### The problem
Exactly reproduce the entries, dropping any pictures from your copy.

### Supplied material

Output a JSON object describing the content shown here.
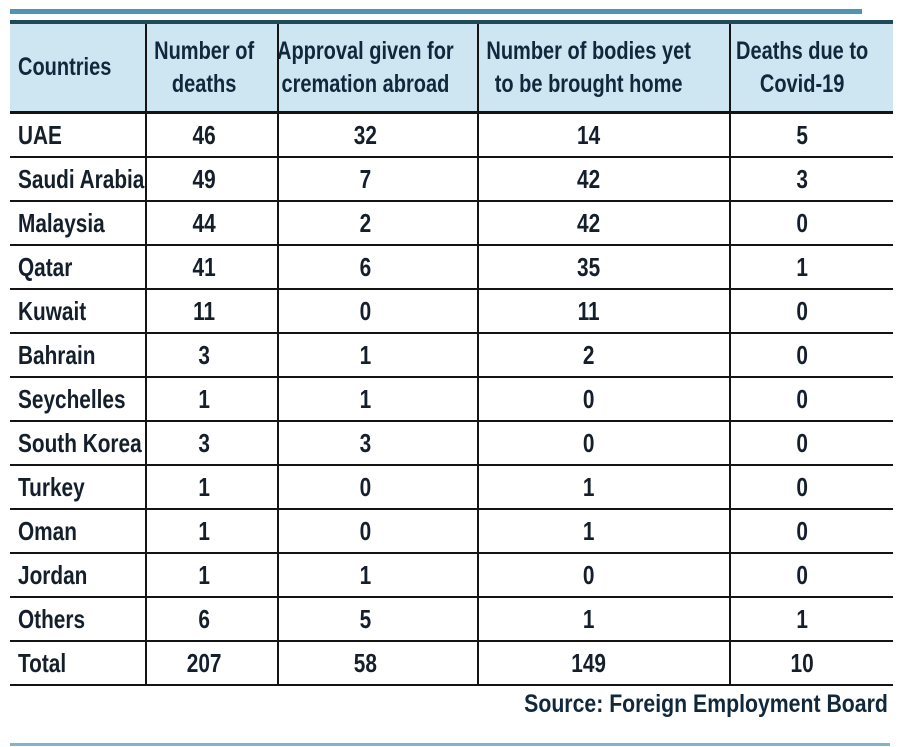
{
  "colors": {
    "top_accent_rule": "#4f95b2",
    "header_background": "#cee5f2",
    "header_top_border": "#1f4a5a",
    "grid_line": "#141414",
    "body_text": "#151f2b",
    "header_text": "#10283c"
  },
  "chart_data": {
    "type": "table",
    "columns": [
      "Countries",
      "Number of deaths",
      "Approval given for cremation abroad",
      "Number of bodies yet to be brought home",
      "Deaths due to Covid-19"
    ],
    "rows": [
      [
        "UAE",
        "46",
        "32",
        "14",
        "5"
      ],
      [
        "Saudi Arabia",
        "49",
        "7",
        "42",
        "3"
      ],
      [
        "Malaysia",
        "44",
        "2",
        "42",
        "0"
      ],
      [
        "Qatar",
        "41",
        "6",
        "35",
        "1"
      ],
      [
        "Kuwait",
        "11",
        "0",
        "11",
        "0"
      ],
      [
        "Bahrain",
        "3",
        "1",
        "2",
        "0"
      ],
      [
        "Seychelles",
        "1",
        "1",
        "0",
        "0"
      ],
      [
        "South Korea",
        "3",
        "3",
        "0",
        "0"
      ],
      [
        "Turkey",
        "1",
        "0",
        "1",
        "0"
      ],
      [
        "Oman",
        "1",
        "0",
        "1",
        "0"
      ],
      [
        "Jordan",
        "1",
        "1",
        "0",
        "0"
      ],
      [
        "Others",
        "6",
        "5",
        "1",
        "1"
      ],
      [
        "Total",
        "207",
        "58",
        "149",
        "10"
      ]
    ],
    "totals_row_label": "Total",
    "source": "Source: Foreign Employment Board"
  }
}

### Result
Output a JSON object describing the content shown here.
{
  "colors": {
    "top_accent_rule": "#4f95b2",
    "header_background": "#cee5f2",
    "header_top_border": "#1f4a5a",
    "grid_line": "#141414",
    "body_text": "#151f2b",
    "header_text": "#10283c"
  },
  "chart_data": {
    "type": "table",
    "columns": [
      "Countries",
      "Number of deaths",
      "Approval given for cremation abroad",
      "Number of bodies yet to be brought home",
      "Deaths due to Covid-19"
    ],
    "rows": [
      [
        "UAE",
        "46",
        "32",
        "14",
        "5"
      ],
      [
        "Saudi Arabia",
        "49",
        "7",
        "42",
        "3"
      ],
      [
        "Malaysia",
        "44",
        "2",
        "42",
        "0"
      ],
      [
        "Qatar",
        "41",
        "6",
        "35",
        "1"
      ],
      [
        "Kuwait",
        "11",
        "0",
        "11",
        "0"
      ],
      [
        "Bahrain",
        "3",
        "1",
        "2",
        "0"
      ],
      [
        "Seychelles",
        "1",
        "1",
        "0",
        "0"
      ],
      [
        "South Korea",
        "3",
        "3",
        "0",
        "0"
      ],
      [
        "Turkey",
        "1",
        "0",
        "1",
        "0"
      ],
      [
        "Oman",
        "1",
        "0",
        "1",
        "0"
      ],
      [
        "Jordan",
        "1",
        "1",
        "0",
        "0"
      ],
      [
        "Others",
        "6",
        "5",
        "1",
        "1"
      ],
      [
        "Total",
        "207",
        "58",
        "149",
        "10"
      ]
    ],
    "totals_row_label": "Total",
    "source": "Source: Foreign Employment Board"
  }
}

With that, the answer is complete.